Task to carry out: Print the line that contains "Transcribe this chart's" and every line after it through the last line of the records below, exactly as written and nothing else.
________
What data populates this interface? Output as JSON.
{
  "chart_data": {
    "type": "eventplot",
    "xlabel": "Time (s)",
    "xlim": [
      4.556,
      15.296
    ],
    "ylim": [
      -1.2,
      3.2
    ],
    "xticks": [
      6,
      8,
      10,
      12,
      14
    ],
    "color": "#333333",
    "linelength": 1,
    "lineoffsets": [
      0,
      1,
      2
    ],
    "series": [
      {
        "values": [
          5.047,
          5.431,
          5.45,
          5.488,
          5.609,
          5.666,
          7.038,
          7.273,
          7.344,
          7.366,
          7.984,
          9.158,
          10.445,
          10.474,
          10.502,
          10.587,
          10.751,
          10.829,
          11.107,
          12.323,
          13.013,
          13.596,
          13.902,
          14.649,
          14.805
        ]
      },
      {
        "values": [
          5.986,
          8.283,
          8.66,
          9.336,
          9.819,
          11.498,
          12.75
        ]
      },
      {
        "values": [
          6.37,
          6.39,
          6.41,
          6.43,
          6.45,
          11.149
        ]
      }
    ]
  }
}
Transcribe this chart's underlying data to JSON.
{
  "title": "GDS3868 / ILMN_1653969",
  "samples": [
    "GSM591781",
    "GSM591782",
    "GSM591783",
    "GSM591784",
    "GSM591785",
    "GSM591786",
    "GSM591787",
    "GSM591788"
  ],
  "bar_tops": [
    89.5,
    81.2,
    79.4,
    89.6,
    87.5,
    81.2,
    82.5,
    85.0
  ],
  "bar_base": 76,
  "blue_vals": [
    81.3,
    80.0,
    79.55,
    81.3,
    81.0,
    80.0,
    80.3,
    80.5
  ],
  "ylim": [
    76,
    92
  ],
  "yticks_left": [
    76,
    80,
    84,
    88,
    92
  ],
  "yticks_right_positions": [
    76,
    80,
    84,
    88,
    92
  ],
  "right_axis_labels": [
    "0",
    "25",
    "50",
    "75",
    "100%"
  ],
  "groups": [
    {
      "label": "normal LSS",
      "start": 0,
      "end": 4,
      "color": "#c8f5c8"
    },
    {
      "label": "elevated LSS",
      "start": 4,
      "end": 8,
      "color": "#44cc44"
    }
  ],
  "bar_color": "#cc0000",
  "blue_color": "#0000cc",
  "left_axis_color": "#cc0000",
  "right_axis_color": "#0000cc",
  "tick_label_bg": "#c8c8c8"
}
________
Written response:
Transcribe this chart's underlying data to JSON.
{
  "title": "GDS3868 / ILMN_1653969",
  "samples": [
    "GSM591781",
    "GSM591782",
    "GSM591783",
    "GSM591784",
    "GSM591785",
    "GSM591786",
    "GSM591787",
    "GSM591788"
  ],
  "bar_tops": [
    89.5,
    81.2,
    79.4,
    89.6,
    87.5,
    81.2,
    82.5,
    85.0
  ],
  "bar_base": 76,
  "blue_vals": [
    81.3,
    80.0,
    79.55,
    81.3,
    81.0,
    80.0,
    80.3,
    80.5
  ],
  "ylim": [
    76,
    92
  ],
  "yticks_left": [
    76,
    80,
    84,
    88,
    92
  ],
  "yticks_right_positions": [
    76,
    80,
    84,
    88,
    92
  ],
  "right_axis_labels": [
    "0",
    "25",
    "50",
    "75",
    "100%"
  ],
  "groups": [
    {
      "label": "normal LSS",
      "start": 0,
      "end": 4,
      "color": "#c8f5c8"
    },
    {
      "label": "elevated LSS",
      "start": 4,
      "end": 8,
      "color": "#44cc44"
    }
  ],
  "bar_color": "#cc0000",
  "blue_color": "#0000cc",
  "left_axis_color": "#cc0000",
  "right_axis_color": "#0000cc",
  "tick_label_bg": "#c8c8c8"
}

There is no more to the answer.